[Records from a data collection]

## start

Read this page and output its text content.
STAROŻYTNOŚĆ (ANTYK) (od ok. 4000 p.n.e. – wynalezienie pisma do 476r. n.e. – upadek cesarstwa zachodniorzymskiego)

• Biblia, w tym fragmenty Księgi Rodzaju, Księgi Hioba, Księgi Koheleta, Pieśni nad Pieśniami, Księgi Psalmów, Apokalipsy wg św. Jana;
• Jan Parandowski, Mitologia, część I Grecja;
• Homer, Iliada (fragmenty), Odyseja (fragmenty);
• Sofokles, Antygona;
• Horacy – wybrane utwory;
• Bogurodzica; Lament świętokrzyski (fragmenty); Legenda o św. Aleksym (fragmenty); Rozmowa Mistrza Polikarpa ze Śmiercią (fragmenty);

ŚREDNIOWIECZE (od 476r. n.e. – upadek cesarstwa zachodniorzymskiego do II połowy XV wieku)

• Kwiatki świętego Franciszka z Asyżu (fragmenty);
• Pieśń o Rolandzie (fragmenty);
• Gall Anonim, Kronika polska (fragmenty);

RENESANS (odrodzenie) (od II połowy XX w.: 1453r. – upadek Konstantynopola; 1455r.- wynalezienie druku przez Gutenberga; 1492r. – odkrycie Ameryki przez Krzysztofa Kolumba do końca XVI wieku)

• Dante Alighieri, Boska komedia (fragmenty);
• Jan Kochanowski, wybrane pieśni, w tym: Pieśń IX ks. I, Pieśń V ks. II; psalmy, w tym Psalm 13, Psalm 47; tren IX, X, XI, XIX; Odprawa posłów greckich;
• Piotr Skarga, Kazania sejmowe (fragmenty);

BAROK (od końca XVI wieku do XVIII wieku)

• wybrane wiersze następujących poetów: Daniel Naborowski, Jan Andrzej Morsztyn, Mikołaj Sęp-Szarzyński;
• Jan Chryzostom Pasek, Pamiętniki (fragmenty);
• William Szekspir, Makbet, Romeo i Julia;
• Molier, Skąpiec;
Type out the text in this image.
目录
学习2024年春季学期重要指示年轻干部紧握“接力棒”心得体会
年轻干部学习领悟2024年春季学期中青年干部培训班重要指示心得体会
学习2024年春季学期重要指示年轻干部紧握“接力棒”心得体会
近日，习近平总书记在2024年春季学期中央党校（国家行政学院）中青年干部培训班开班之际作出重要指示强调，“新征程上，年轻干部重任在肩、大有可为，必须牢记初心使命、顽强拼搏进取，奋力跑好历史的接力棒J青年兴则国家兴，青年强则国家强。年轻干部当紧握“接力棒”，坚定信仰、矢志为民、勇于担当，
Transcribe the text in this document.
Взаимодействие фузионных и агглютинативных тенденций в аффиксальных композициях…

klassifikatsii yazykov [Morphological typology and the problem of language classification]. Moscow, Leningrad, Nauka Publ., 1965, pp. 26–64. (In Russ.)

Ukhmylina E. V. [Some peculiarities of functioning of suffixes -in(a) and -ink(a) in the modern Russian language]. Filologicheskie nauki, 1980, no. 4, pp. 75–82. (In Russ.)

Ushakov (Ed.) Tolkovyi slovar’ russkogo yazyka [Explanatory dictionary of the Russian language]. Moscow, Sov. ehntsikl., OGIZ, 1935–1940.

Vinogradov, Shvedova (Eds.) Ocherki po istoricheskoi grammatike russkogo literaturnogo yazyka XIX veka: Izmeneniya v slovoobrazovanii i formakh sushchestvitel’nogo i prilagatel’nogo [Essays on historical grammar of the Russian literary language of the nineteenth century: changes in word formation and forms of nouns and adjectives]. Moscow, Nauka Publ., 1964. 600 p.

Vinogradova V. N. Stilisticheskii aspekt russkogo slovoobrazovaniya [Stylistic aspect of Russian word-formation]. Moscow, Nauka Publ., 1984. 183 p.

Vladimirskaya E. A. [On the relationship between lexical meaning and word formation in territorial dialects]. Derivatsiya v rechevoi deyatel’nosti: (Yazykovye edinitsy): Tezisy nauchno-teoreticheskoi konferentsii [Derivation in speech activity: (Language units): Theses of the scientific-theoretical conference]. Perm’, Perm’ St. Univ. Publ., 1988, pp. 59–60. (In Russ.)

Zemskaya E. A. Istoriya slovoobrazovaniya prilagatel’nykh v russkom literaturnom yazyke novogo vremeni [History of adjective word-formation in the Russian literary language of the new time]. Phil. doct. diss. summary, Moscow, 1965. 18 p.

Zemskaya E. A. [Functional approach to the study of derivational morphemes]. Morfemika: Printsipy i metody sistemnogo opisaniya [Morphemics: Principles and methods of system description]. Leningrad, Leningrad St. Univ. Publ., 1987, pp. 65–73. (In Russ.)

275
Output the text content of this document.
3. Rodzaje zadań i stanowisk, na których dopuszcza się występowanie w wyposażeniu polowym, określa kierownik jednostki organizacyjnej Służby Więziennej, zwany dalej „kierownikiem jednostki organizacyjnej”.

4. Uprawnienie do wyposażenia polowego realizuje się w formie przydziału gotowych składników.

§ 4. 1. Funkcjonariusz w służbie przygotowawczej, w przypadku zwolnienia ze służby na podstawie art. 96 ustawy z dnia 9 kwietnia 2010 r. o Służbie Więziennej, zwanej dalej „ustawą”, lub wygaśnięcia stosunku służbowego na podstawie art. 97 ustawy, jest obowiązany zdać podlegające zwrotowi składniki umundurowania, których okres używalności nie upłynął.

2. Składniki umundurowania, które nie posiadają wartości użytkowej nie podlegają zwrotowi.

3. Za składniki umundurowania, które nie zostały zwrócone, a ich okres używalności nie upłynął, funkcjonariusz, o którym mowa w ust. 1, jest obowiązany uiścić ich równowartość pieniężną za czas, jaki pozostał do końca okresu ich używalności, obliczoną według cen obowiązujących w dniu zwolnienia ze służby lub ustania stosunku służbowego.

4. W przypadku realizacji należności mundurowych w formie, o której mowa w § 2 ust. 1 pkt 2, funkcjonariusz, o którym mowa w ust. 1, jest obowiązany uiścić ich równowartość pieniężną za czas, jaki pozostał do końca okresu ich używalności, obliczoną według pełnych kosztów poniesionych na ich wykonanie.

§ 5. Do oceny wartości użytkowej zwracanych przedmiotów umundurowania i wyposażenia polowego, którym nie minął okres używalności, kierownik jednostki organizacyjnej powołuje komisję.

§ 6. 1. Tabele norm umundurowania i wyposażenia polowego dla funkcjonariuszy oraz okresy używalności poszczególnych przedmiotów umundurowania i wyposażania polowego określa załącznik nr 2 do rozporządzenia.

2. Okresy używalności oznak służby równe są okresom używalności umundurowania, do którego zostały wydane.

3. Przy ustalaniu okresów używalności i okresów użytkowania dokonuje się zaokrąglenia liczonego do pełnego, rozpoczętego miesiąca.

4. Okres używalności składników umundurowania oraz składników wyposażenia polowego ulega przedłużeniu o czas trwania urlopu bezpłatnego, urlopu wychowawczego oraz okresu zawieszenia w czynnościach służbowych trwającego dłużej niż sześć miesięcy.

## end

*Task objective*
Copy each line above where the string "zostały" occurs.

*Result for this exercise*
3. Za składniki umundurowania, które nie zostały zwrócone, a ich okres używalności nie upłynął, funkcjonariusz, o którym mowa w ust. 1, jest obowiązany uiścić ich równowartość pieniężną za czas, jaki pozostał do końca okresu ich używalności, obliczoną według cen obowiązujących w dniu zwolnienia ze służby lub ustania stosunku służbowego.
2. Okresy używalności oznak służby równe są okresom używalności umundurowania, do którego zostały wydane.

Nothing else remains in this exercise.